SOURCE DOCUMENT:
====
ITEM 5. INTEREST IN SECURITIES OF THE ISSUER
     Item 5 is amended and restated in its entirety to read as follows:
     (a) Each of the Reporting Persons may be deemed to beneficially own an aggregate of 69,259,954 shares of Common Stock. This number represents the maximum number of shares of Common Stock that the Reporting Persons could beneficially own, assuming full exercise of the Warrants and full conversion of the Convertible Note.
     In its Form 10-Q filed with the SEC on August 8, 2007, the Issuer disclosed that there were 39,857,948 shares of Common Stock outstanding on August 2, 2007. Therefore, the shares of Common Stock beneficially owned by the Reporting Persons represent approximately 63.47% of the Issuer’s outstanding Common Stock.6
     (b) Perseus VII will have sole voting and dispositive power with respect to the 69,259,954 shares of Common Stock beneficially owned by Perseus VII.
     By virtue of the relationships between and among the Reporting Persons described in Item 2 of this Statement, Mr. Pearl may be deemed to have the power to direct the voting and disposition of the 69,259,954 shares of Common Stock beneficially owned by Perseus VII.
     (c) Not applicable.
     (d) Not applicable.
     (e) Not applicable.
 
6   This number represents the percentage obtained by: (a) dividing the total number of shares of the Issuer’s common stock being reported in this Amendment (69,259,954 shares) by (b) the sum of (i) the number of shares of the Issuer’s common stock outstanding as of August 2, 2007, as reported by the Issuer in its Form 10-Q that was filed on August 8, 2007 (39,857,948 shares) and (ii) the total number of shares of the Issuer’s common stock being reported in this Amendment (69,259,954 shares).

 


 

ITEM 6. CONTRACTS, ARRANGEMENTS, UNDERSTANDINGS OR RELATIONSHIPS WITH RESPECT TO SECURITIES OF THE ISSUER
     Item 6 is amended and restated in its entirety to read as follows:
Securities Purchase Agreement. As already described in the other Items of this Statement, the Common Stock being reported herein was acquired on June 1, 2007 and August 24, 2007 pursuant to the Purchase Agreement signed on May 10, 2007.
     Under the Purchase Agreement, Perseus VII first purchased the Senior Secured Note from the Issuer. The $12,500,000 loan evidenced by this note accrued interest at a rate of 12.5% per annum and was due in full on March 1, 2008. The Issuer was able to elect to pay interest in cash or in kind by the issuance of Additional Senior Secured Notes. The obligations of the Issuer pursuant to the Senior Secured Note and the Additional Senior Secured Notes were secured by a security interest in all of the Issuer’s assets and guaranteed by, and secured by all of the assets of, three of the Issuer’s subsidiaries: Proton, Northern Power Systems, Inc. (“Northern”) and Technology Drive, LLC (“Tech”).
====
INFORMATION GIVEN:

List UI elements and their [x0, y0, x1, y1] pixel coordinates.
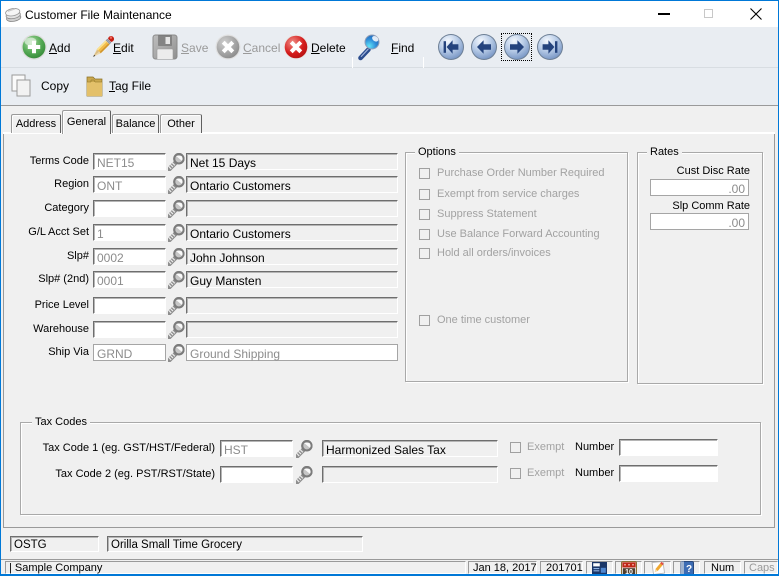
svg-text:10: 10	[625, 569, 633, 576]
svg-text:?: ?	[686, 564, 692, 575]
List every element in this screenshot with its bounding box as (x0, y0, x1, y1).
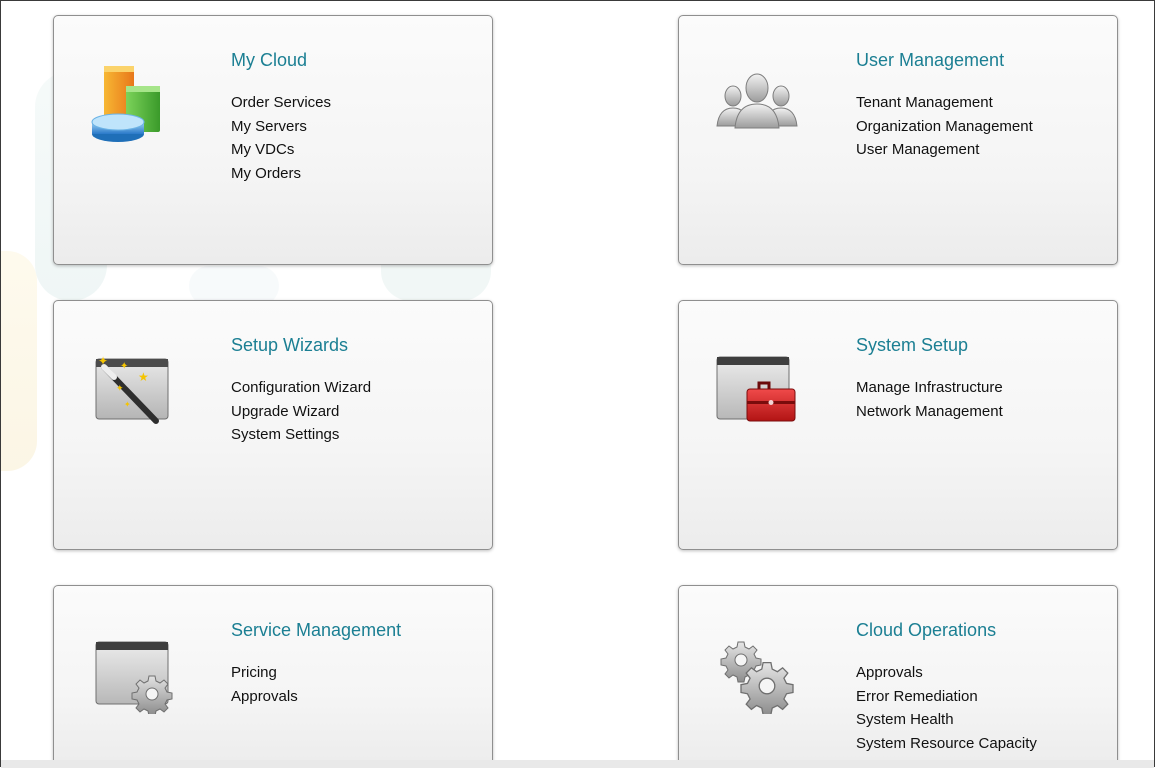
link-system-health[interactable]: System Health (856, 708, 1037, 732)
svg-text:✦: ✦ (120, 361, 128, 372)
wizard-wand-icon: ✦ ✦ ★ ✦ ✦ (95, 354, 169, 424)
link-order-services[interactable]: Order Services (231, 91, 331, 115)
link-system-resource-capacity[interactable]: System Resource Capacity (856, 732, 1037, 756)
card-system-setup: System Setup Manage Infrastructure Netwo… (678, 300, 1118, 550)
card-title[interactable]: System Setup (856, 335, 968, 356)
card-link-list: Approvals Error Remediation System Healt… (856, 661, 1037, 755)
link-configuration-wizard[interactable]: Configuration Wizard (231, 376, 371, 400)
card-link-list: Tenant Management Organization Managemen… (856, 91, 1033, 162)
link-upgrade-wizard[interactable]: Upgrade Wizard (231, 400, 371, 424)
card-setup-wizards: ✦ ✦ ★ ✦ ✦ Setup Wizards Configuration Wi… (53, 300, 493, 550)
svg-text:✦: ✦ (124, 400, 131, 409)
gears-icon (720, 641, 794, 714)
card-title[interactable]: User Management (856, 50, 1004, 71)
toolbox-window-icon (716, 356, 796, 422)
link-system-settings[interactable]: System Settings (231, 423, 371, 447)
card-cloud-operations: Cloud Operations Approvals Error Remedia… (678, 585, 1118, 768)
card-title[interactable]: Setup Wizards (231, 335, 348, 356)
link-network-management[interactable]: Network Management (856, 400, 1003, 424)
dashboard-frame: My Cloud Order Services My Servers My VD… (0, 0, 1155, 768)
card-service-management: Service Management Pricing Approvals (53, 585, 493, 768)
card-link-list: Pricing Approvals (231, 661, 298, 708)
svg-text:✦: ✦ (116, 383, 124, 393)
storage-blocks-icon (91, 66, 160, 142)
card-link-list: Manage Infrastructure Network Management (856, 376, 1003, 423)
link-my-servers[interactable]: My Servers (231, 115, 331, 139)
users-group-icon (716, 73, 798, 129)
svg-text:✦: ✦ (98, 354, 108, 368)
svg-text:★: ★ (138, 370, 149, 384)
card-user-management: User Management Tenant Management Organi… (678, 15, 1118, 265)
link-approvals[interactable]: Approvals (856, 661, 1037, 685)
link-approvals[interactable]: Approvals (231, 685, 298, 709)
card-link-list: Configuration Wizard Upgrade Wizard Syst… (231, 376, 371, 447)
link-error-remediation[interactable]: Error Remediation (856, 685, 1037, 709)
card-title[interactable]: Cloud Operations (856, 620, 996, 641)
background-logo-shape (1, 251, 37, 471)
gear-window-icon (95, 641, 173, 714)
card-title[interactable]: My Cloud (231, 50, 307, 71)
link-user-management[interactable]: User Management (856, 138, 1033, 162)
card-title[interactable]: Service Management (231, 620, 401, 641)
link-organization-management[interactable]: Organization Management (856, 115, 1033, 139)
card-link-list: Order Services My Servers My VDCs My Ord… (231, 91, 331, 185)
link-my-vdcs[interactable]: My VDCs (231, 138, 331, 162)
bottom-scroll-strip (1, 760, 1154, 768)
link-manage-infrastructure[interactable]: Manage Infrastructure (856, 376, 1003, 400)
card-my-cloud: My Cloud Order Services My Servers My VD… (53, 15, 493, 265)
link-tenant-management[interactable]: Tenant Management (856, 91, 1033, 115)
link-my-orders[interactable]: My Orders (231, 162, 331, 186)
link-pricing[interactable]: Pricing (231, 661, 298, 685)
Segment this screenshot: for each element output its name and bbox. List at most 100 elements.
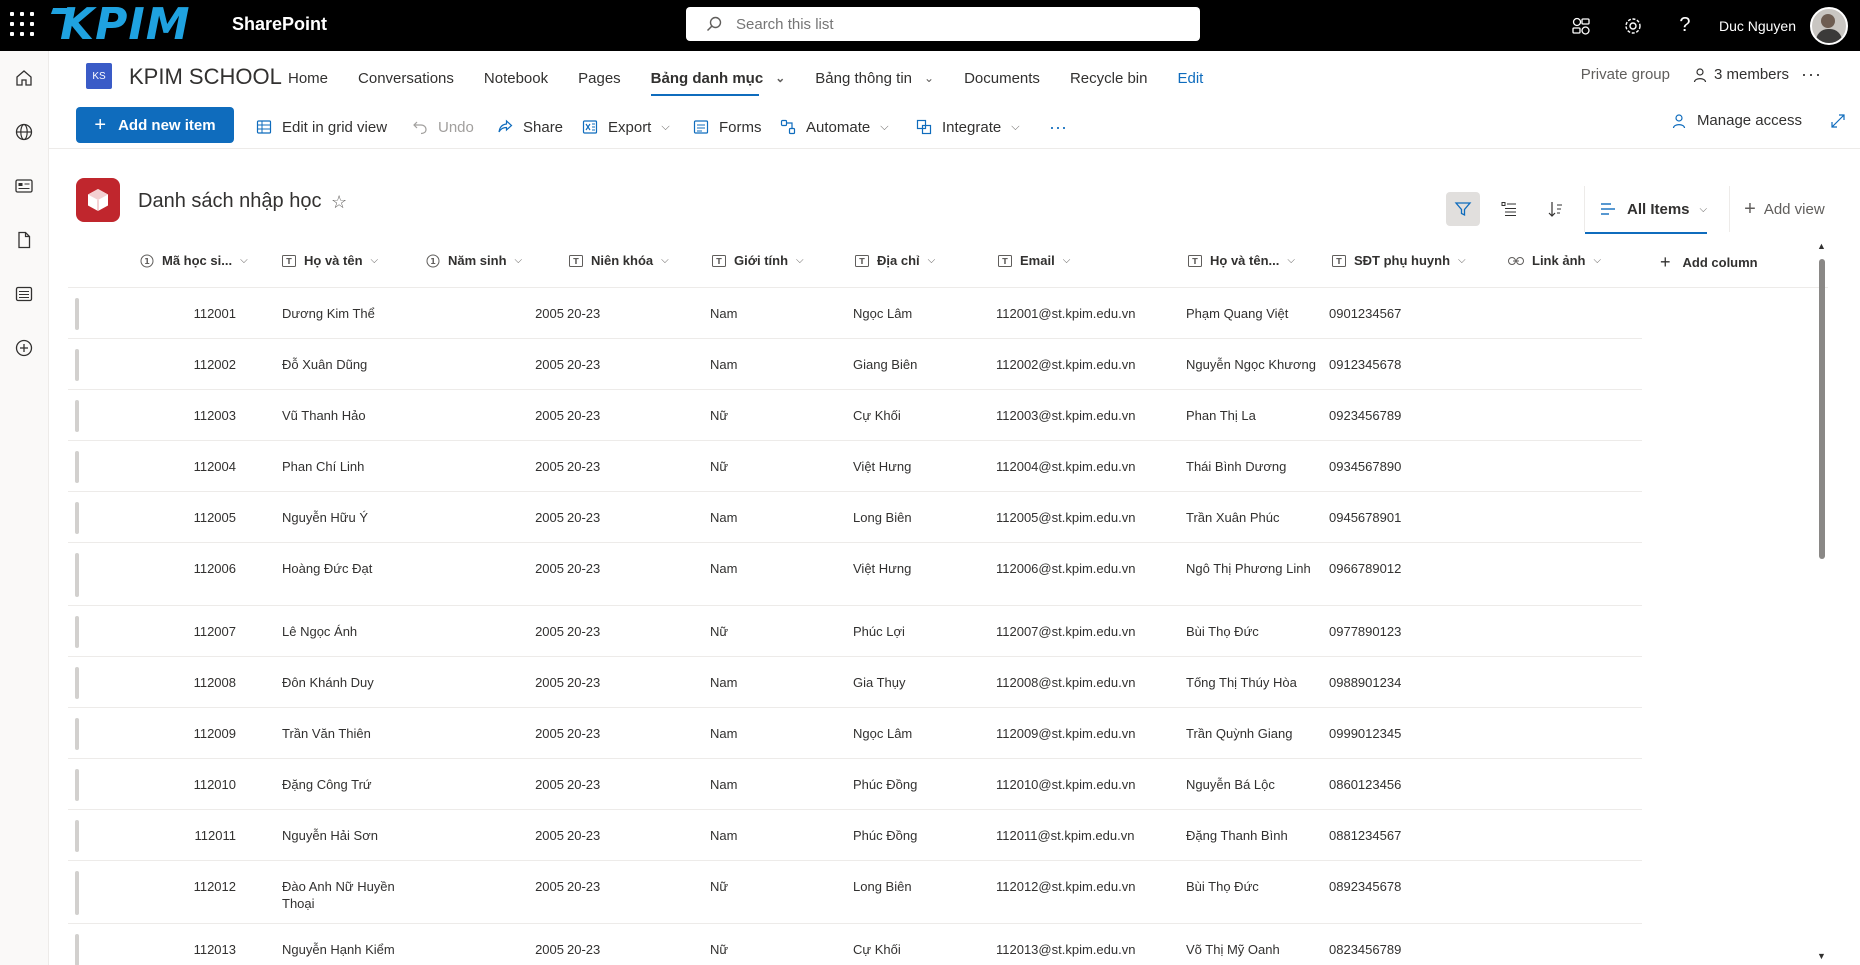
add-column-button[interactable]: + Add column <box>1660 253 1758 271</box>
scrollbar-thumb[interactable] <box>1819 259 1825 559</box>
document-icon[interactable] <box>0 213 48 267</box>
user-name[interactable]: Duc Nguyen <box>1719 18 1796 34</box>
table-row[interactable]: 112012 Đào Anh Nữ Huyền Thoại 2005 20-23 Nữ L… <box>68 861 1642 924</box>
nav-conversations[interactable]: Conversations <box>358 58 454 98</box>
favorite-star-icon[interactable]: ☆ <box>331 192 347 213</box>
column-header-gioi-tinh[interactable]: T Giới tính ⌵ <box>712 253 804 268</box>
cell-name[interactable]: Lê Ngọc Ánh <box>282 623 408 640</box>
cell-name[interactable]: Đỗ Xuân Dũng <box>282 356 408 373</box>
news-icon[interactable] <box>0 159 48 213</box>
manage-access-button[interactable]: Manage access <box>1671 112 1802 129</box>
table-row[interactable]: 112013 Nguyễn Hạnh Kiểm 2005 20-23 Nữ Cự Khối… <box>68 924 1642 965</box>
cell-name[interactable]: Nguyễn Hữu Ý <box>282 509 408 526</box>
column-header-ho-va-ten-phu-huynh[interactable]: T Họ và tên... ⌵ <box>1188 253 1295 268</box>
undo-button[interactable]: Undo <box>412 112 474 142</box>
table-row[interactable]: 112004 Phan Chí Linh 2005 20-23 Nữ Việt Hưng 1… <box>68 441 1642 492</box>
cell-name[interactable]: Trần Văn Thiên <box>282 725 408 742</box>
globe-icon[interactable] <box>0 105 48 159</box>
site-logo[interactable]: KS <box>86 63 112 89</box>
filter-icon[interactable] <box>1446 192 1480 226</box>
row-selector[interactable] <box>75 871 79 915</box>
home-icon[interactable] <box>0 51 48 105</box>
sort-icon[interactable] <box>1538 192 1572 226</box>
more-options-icon[interactable]: ··· <box>1801 64 1822 85</box>
integrate-button[interactable]: Integrate ⌵ <box>916 112 1020 142</box>
list-title[interactable]: Danh sách nhập học <box>138 190 321 213</box>
column-header-ho-va-ten[interactable]: T Họ và tên ⌵ <box>282 253 378 268</box>
table-row[interactable]: 112010 Đặng Công Trứ 2005 20-23 Nam Phúc Đồng… <box>68 759 1642 810</box>
row-selector[interactable] <box>75 349 79 381</box>
share-button[interactable]: Share <box>497 112 563 142</box>
nav-notebook[interactable]: Notebook <box>484 58 548 98</box>
column-header-email[interactable]: T Email ⌵ <box>998 253 1070 268</box>
search-input[interactable] <box>734 14 1158 34</box>
create-plus-icon[interactable] <box>0 321 48 375</box>
settings-gear-icon[interactable] <box>1607 0 1659 51</box>
vertical-scrollbar[interactable]: ▲ ▼ <box>1816 237 1828 965</box>
cell-name[interactable]: Nguyễn Hạnh Kiểm <box>282 941 408 958</box>
cell-name[interactable]: Vũ Thanh Hảo <box>282 407 408 424</box>
chevron-down-icon[interactable]: ⌄ <box>775 71 785 85</box>
table-row[interactable]: 112002 Đỗ Xuân Dũng 2005 20-23 Nam Giang Biên… <box>68 339 1642 390</box>
chevron-down-icon[interactable]: ⌄ <box>924 71 934 85</box>
row-selector[interactable] <box>75 616 79 648</box>
row-selector[interactable] <box>75 451 79 483</box>
table-row[interactable]: 112006 Hoàng Đức Đạt 2005 20-23 Nam Việt Hưng… <box>68 543 1642 606</box>
row-selector[interactable] <box>75 718 79 750</box>
row-selector[interactable] <box>75 298 79 330</box>
nav-home[interactable]: Home <box>288 58 328 98</box>
group-by-icon[interactable] <box>1492 192 1526 226</box>
cell-name[interactable]: Dương Kim Thể <box>282 305 408 322</box>
cell-name[interactable]: Đôn Khánh Duy <box>282 674 408 691</box>
user-avatar[interactable] <box>1810 6 1848 45</box>
cell-name[interactable]: Nguyễn Hải Sơn <box>282 827 408 844</box>
row-selector[interactable] <box>75 502 79 534</box>
table-row[interactable]: 112003 Vũ Thanh Hảo 2005 20-23 Nữ Cự Khối 1120… <box>68 390 1642 441</box>
site-title[interactable]: KPIM SCHOOL <box>129 64 282 90</box>
row-selector[interactable] <box>75 667 79 699</box>
table-row[interactable]: 112011 Nguyễn Hải Sơn 2005 20-23 Nam Phúc Đồn… <box>68 810 1642 861</box>
column-header-ma-hoc-sinh[interactable]: 1 Mã học si... ⌵ <box>140 253 248 268</box>
cell-name[interactable]: Đặng Công Trứ <box>282 776 408 793</box>
search-box[interactable] <box>686 7 1200 41</box>
nav-edit-link[interactable]: Edit <box>1177 58 1203 98</box>
table-row[interactable]: 112007 Lê Ngọc Ánh 2005 20-23 Nữ Phúc Lợi 1120… <box>68 606 1642 657</box>
column-header-nien-khoa[interactable]: T Niên khóa ⌵ <box>569 253 669 268</box>
forms-button[interactable]: Forms <box>693 112 762 142</box>
add-view-button[interactable]: + Add view <box>1729 186 1825 232</box>
column-header-sdt-phu-huynh[interactable]: T SĐT phụ huynh ⌵ <box>1332 253 1466 268</box>
sharepoint-app-name[interactable]: SharePoint <box>232 14 327 35</box>
table-row[interactable]: 112009 Trần Văn Thiên 2005 20-23 Nam Ngọc Lâm… <box>68 708 1642 759</box>
edit-grid-view-button[interactable]: Edit in grid view <box>256 112 387 142</box>
kpim-logo[interactable]: KPIM <box>50 2 196 48</box>
scroll-down-icon[interactable]: ▼ <box>1817 951 1826 961</box>
column-header-nam-sinh[interactable]: 1 Năm sinh ⌵ <box>426 253 522 268</box>
connections-icon[interactable] <box>1555 0 1607 51</box>
app-launcher-icon[interactable] <box>10 12 36 38</box>
row-selector[interactable] <box>75 934 79 965</box>
column-header-link-anh[interactable]: Link ảnh ⌵ <box>1508 253 1601 268</box>
scroll-up-icon[interactable]: ▲ <box>1817 241 1826 251</box>
members-button[interactable]: 3 members <box>1692 66 1789 83</box>
row-selector[interactable] <box>75 400 79 432</box>
row-selector[interactable] <box>75 820 79 852</box>
cell-name[interactable]: Phan Chí Linh <box>282 458 408 475</box>
view-switcher-all-items[interactable]: All Items ⌵ <box>1584 186 1708 234</box>
row-selector[interactable] <box>75 553 79 597</box>
column-header-dia-chi[interactable]: T Địa chỉ ⌵ <box>855 253 935 268</box>
help-icon[interactable]: ? <box>1659 0 1711 51</box>
more-commands-icon[interactable]: ··· <box>1049 112 1067 142</box>
expand-icon[interactable] <box>1830 113 1846 129</box>
lists-icon[interactable] <box>0 267 48 321</box>
table-row[interactable]: 112001 Dương Kim Thể 2005 20-23 Nam Ngọc Lâm 1… <box>68 288 1642 339</box>
row-selector[interactable] <box>75 769 79 801</box>
export-button[interactable]: Export ⌵ <box>582 112 670 142</box>
table-row[interactable]: 112008 Đôn Khánh Duy 2005 20-23 Nam Gia Thụy 1… <box>68 657 1642 708</box>
table-row[interactable]: 112005 Nguyễn Hữu Ý 2005 20-23 Nam Long Biên 1… <box>68 492 1642 543</box>
nav-pages[interactable]: Pages <box>578 58 621 98</box>
cell-name[interactable]: Hoàng Đức Đạt <box>282 560 408 577</box>
nav-documents[interactable]: Documents <box>964 58 1040 98</box>
cell-name[interactable]: Đào Anh Nữ Huyền Thoại <box>282 878 408 912</box>
nav-bang-danh-muc[interactable]: Bảng danh mục ⌄ <box>650 58 785 98</box>
nav-recycle-bin[interactable]: Recycle bin <box>1070 58 1148 98</box>
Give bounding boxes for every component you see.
====
WHAT TO DO:
1. In the securities ownership filing, what annual interest rate did the $12,500,000 loan under the Senior Secured Note accrue?
2. Extend the securities ownership filing past its final sentence about the guarantee by Proton, Northern and Tech.

EXERCISE RESPONSES:
1. 12.5% per annum

2.
     Concurrent with its issuance of the Senior Secured Note, the Issuer also issued to Perseus VII the Initial Warrant. The Initial Warrant is exercisable for up to 7,954,536 shares of the Issuer’s Common Stock. The Initial Warrant has an exercise price of $0.80 per share, may be exercised at any time after the date of issuance and will expire on June 1, 2012. The Initial Warrant includes a cashless exercise provision.
     Additionally, pursuant to the Purchase Agreement, on August 24, 2007, the Issuer sold to Perseus VII the $15,000,000 Convertible Note. This note bears interest at a rate of 12.5% per annum, which interest is payable, in the Issuer’s discretion, either in cash or in kind by the issuance of Additional Convertible Notes. Interest is payable at the end of each fiscal quarter. The Convertible Note and the Additional Convertible Notes will be due in full on November 30, 2008. The Convertible Note is, and the Additional Convertible Notes will be, convertible at any time at Perseus VII’s election into shares of Common Stock at a price per share equal to $0.57. Assuming that (a) all interest payable on the Convertible Note is paid by issuance of Additional Convertible Notes and (b) neither the Convertible Note nor any Additional Convertible Notes are prepaid, all Additional Convertible Notes will be convertible into 4,463,886 shares of the Issuer’s Common Stock. The obligations of the Issuer pursuant to the Convertible Note and the Additional Convertible Notes are secured by a security interest in all of the Issuer’s assets and guaranteed by, and secured by all of the assets of, three of the Issuer’s subsidiaries: Proton, Northern and Tech. The proceeds of the sale of the Convertible Note were used in part to repay in full the Senior Secured Note and the interest that was payable thereon. The Senior Secured Note was then cancelled.
     Simultaneously with the issuance of the Convertible Note, the Issuer also issued the Subsequent Warrant to Perseus VII. The Subsequent Warrant allows Perseus VII to purchase a maximum of 34,989,629 shares of Common Stock at exercise prices ranging from $0.80 to $3.00 per share. The Subsequent Warrant is exercisable at any time after the date of issuance and will expire on August 24, 2012. The Subsequent Warrant includes a cashless exercise provision.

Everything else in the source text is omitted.